**PROBLEM STATEMENT**
Within the material below, transcribe exactly the lines from the one holding "Enumerate this screenshot's" through the one holding "Output a JSON object describing the content", keeping both ends and skipping the rest.

__________

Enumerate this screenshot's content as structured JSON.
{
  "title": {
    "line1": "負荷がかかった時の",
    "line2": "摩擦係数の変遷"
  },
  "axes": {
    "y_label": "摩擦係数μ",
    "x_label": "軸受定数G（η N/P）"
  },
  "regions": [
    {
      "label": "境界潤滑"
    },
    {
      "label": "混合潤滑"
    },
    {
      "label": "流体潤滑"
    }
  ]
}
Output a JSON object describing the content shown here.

__________

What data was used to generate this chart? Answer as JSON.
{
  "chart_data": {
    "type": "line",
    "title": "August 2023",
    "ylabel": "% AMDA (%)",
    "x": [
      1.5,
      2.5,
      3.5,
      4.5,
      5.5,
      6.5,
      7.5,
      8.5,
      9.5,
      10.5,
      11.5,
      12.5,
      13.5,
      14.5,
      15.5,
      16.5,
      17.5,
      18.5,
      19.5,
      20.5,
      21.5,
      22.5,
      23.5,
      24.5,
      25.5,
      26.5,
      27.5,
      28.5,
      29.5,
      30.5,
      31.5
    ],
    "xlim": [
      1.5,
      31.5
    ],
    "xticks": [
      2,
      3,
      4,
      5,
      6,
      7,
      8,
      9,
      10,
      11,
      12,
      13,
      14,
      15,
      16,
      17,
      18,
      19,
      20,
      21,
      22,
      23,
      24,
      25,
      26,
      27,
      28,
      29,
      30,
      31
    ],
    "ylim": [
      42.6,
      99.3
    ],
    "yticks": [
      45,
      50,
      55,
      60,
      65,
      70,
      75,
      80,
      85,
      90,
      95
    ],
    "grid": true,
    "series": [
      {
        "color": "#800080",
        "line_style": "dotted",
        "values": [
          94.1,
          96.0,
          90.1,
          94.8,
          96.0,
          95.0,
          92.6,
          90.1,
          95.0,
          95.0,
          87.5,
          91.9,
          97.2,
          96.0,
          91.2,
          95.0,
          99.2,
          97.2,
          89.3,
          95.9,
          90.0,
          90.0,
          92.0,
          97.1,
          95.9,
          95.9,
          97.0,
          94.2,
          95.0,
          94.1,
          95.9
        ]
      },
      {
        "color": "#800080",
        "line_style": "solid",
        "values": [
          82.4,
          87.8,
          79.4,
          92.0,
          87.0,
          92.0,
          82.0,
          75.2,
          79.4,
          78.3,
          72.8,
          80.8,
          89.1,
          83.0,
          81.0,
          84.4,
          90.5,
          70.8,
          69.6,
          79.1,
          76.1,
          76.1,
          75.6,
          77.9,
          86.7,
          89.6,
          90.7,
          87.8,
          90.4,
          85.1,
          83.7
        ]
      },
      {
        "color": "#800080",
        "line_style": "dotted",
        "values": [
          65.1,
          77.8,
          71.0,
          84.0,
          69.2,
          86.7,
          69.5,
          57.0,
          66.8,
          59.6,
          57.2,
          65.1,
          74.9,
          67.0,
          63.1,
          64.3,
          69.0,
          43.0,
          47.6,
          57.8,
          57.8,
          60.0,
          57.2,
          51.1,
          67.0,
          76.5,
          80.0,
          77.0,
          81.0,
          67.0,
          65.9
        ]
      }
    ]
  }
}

__________

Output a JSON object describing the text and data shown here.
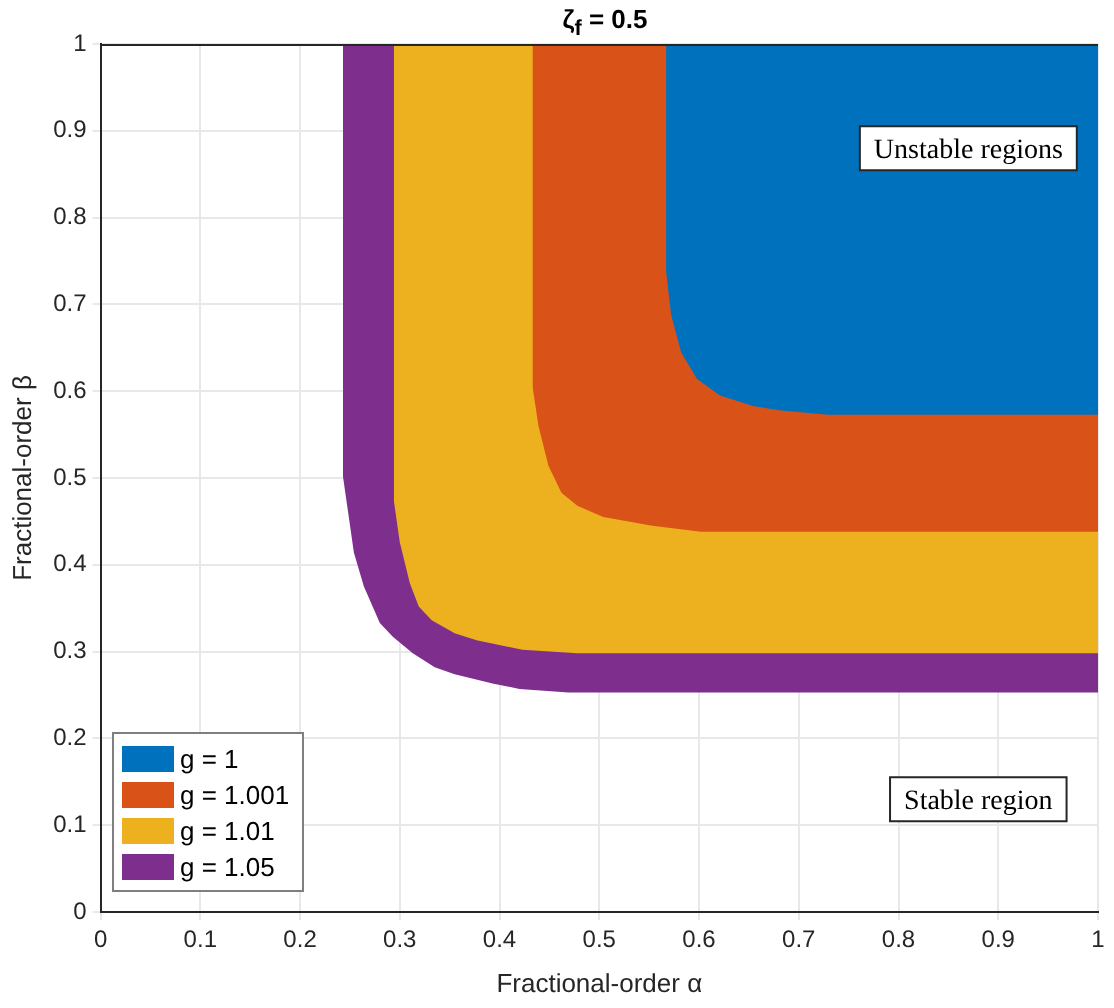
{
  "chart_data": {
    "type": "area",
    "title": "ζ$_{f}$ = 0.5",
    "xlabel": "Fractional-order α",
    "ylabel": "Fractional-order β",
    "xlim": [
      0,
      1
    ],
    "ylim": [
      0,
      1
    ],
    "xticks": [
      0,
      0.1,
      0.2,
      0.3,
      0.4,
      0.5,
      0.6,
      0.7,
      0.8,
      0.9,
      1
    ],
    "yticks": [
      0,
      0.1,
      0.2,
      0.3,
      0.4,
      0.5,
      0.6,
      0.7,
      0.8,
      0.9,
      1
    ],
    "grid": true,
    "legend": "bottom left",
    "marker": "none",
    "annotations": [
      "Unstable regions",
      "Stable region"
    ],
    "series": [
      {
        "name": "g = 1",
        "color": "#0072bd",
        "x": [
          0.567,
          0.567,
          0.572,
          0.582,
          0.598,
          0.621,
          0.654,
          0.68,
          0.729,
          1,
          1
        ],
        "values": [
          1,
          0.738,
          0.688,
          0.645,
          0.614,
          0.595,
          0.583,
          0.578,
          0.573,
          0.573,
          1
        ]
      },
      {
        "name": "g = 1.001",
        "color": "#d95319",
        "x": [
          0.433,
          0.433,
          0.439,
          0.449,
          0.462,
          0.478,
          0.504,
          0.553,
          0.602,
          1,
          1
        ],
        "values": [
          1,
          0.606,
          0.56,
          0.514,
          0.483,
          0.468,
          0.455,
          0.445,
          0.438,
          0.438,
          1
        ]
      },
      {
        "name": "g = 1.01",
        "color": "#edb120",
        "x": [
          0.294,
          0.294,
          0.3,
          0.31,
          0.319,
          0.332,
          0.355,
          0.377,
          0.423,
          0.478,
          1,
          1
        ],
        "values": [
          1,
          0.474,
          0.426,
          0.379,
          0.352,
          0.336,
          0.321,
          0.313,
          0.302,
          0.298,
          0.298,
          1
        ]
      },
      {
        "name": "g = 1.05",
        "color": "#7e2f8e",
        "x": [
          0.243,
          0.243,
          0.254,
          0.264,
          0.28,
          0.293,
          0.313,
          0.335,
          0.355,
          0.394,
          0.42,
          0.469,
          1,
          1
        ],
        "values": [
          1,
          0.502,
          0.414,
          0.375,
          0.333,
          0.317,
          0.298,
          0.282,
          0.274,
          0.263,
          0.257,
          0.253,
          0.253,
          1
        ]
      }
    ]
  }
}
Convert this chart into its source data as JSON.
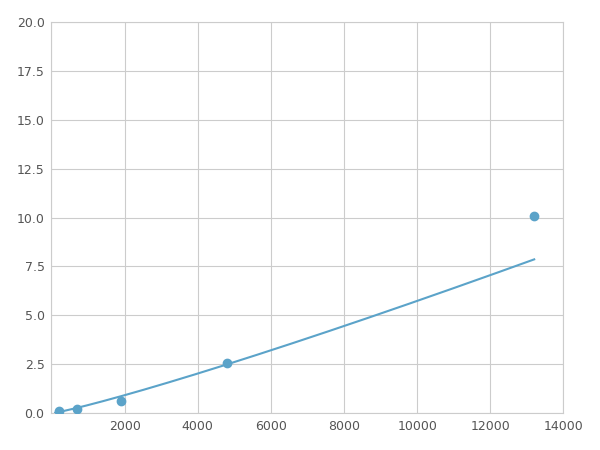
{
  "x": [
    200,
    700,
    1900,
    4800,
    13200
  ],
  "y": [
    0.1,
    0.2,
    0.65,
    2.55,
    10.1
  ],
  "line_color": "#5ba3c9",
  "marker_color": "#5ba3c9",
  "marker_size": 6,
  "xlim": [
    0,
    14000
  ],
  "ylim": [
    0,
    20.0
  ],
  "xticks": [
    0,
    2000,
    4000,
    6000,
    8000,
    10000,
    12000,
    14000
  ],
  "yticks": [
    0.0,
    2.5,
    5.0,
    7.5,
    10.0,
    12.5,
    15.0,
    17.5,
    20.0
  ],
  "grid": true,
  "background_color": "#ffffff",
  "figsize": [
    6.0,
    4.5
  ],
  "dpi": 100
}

__________

**RESPONSE TO THIS TASK**
Enumerate this screenshot's content as structured JSON.
{
  "title": {
    "line1": "負荷がかかった時の",
    "line2": "摩擦係数の変遷"
  },
  "axes": {
    "y_label": "摩擦係数μ",
    "x_label": "軸受定数G（η N/P）"
  },
  "regions": [
    {
      "label": "境界潤滑"
    },
    {
      "label": "混合潤滑"
    },
    {
      "label": "流体潤滑"
    }
  ]
}
Output a JSON object describing the content shown here.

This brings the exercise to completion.